◆ **What the task requires**:
Wherever the word "CVSS" shows up in a line, please copy that line.

(Extracted data entries)
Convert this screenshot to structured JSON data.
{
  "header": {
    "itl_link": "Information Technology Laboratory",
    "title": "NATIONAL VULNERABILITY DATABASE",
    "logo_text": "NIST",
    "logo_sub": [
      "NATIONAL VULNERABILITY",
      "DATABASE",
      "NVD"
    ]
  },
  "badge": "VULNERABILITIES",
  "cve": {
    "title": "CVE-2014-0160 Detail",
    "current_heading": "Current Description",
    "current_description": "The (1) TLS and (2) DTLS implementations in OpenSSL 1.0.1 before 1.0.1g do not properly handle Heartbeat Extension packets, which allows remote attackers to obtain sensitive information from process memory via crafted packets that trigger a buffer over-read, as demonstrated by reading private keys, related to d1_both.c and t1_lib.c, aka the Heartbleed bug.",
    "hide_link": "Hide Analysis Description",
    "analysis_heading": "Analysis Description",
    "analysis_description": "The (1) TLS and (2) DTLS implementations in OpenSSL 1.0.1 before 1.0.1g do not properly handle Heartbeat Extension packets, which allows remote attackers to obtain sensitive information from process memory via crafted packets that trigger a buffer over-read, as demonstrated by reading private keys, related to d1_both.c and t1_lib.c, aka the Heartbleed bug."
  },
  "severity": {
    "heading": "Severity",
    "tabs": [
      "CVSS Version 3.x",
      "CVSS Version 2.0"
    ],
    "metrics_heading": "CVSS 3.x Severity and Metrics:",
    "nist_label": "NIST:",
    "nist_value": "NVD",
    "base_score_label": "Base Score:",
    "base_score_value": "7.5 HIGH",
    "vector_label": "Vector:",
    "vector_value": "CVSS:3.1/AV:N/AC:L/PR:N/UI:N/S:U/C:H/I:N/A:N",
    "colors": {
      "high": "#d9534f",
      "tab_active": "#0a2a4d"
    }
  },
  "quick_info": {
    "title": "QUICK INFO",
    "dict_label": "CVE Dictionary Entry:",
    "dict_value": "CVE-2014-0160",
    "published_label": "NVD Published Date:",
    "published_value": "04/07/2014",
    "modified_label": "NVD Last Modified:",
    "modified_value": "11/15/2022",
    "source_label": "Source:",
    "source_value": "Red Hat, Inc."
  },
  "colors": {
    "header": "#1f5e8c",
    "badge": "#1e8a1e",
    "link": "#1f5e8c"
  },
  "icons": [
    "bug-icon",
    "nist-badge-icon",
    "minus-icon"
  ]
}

◆ **The solution**:
      "CVSS Version 3.x",
      "CVSS Version 2.0"
    "metrics_heading": "CVSS 3.x Severity and Metrics:",
    "vector_value": "CVSS:3.1/AV:N/AC:L/PR:N/UI:N/S:U/C:H/I:N/A:N",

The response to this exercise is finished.